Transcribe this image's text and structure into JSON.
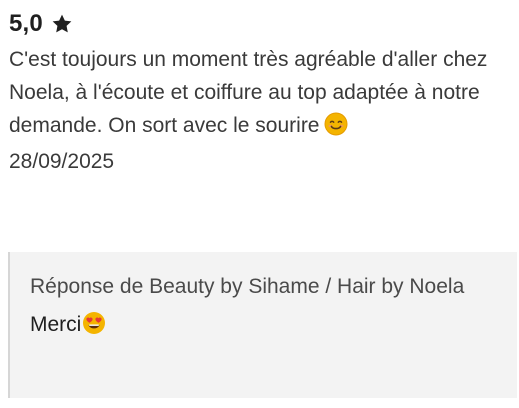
{
  "review": {
    "rating": "5,0",
    "star_icon": "star-icon",
    "text": "C'est toujours un moment très agréable d'aller chez Noela, à l'écoute et coiffure au top adaptée à notre demande. On sort avec le sourire",
    "emoji": "smiling-face-emoji",
    "date": "28/09/2025"
  },
  "response": {
    "title": "Réponse de Beauty by Sihame / Hair by Noela",
    "text": "Merci",
    "emoji": "heart-eyes-emoji"
  },
  "colors": {
    "background": "#ffffff",
    "response_background": "#f3f3f3",
    "response_border": "#d6d6d6",
    "text": "#3a3a3a"
  }
}
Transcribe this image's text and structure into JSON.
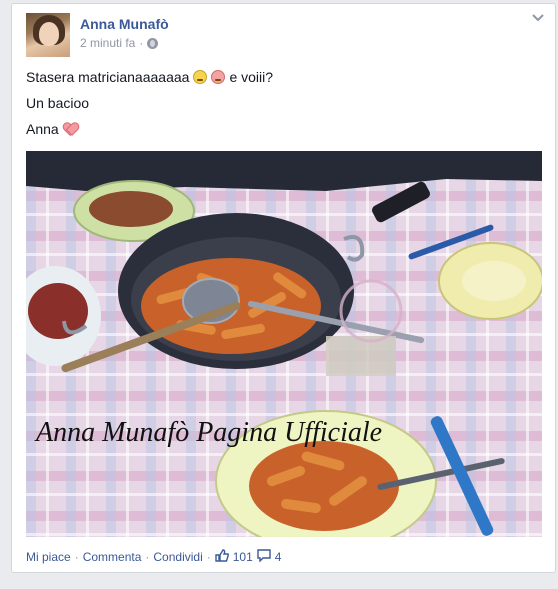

-*-

Short problem
Every line above should be returned word for word, with the pictures left behind.

Exercise result
Transcribe this image's text and structure into JSON.
{
  "review": {
    "rating": "5,0",
    "star_icon": "star-icon",
    "text": "C'est toujours un moment très agréable d'aller chez Noela, à l'écoute et coiffure au top adaptée à notre demande. On sort avec le sourire",
    "emoji": "smiling-face-emoji",
    "date": "28/09/2025"
  },
  "response": {
    "title": "Réponse de Beauty by Sihame / Hair by Noela",
    "text": "Merci",
    "emoji": "heart-eyes-emoji"
  },
  "colors": {
    "background": "#ffffff",
    "response_background": "#f3f3f3",
    "response_border": "#d6d6d6",
    "text": "#3a3a3a"
  }
}
Transcribe this image's text and structure into JSON.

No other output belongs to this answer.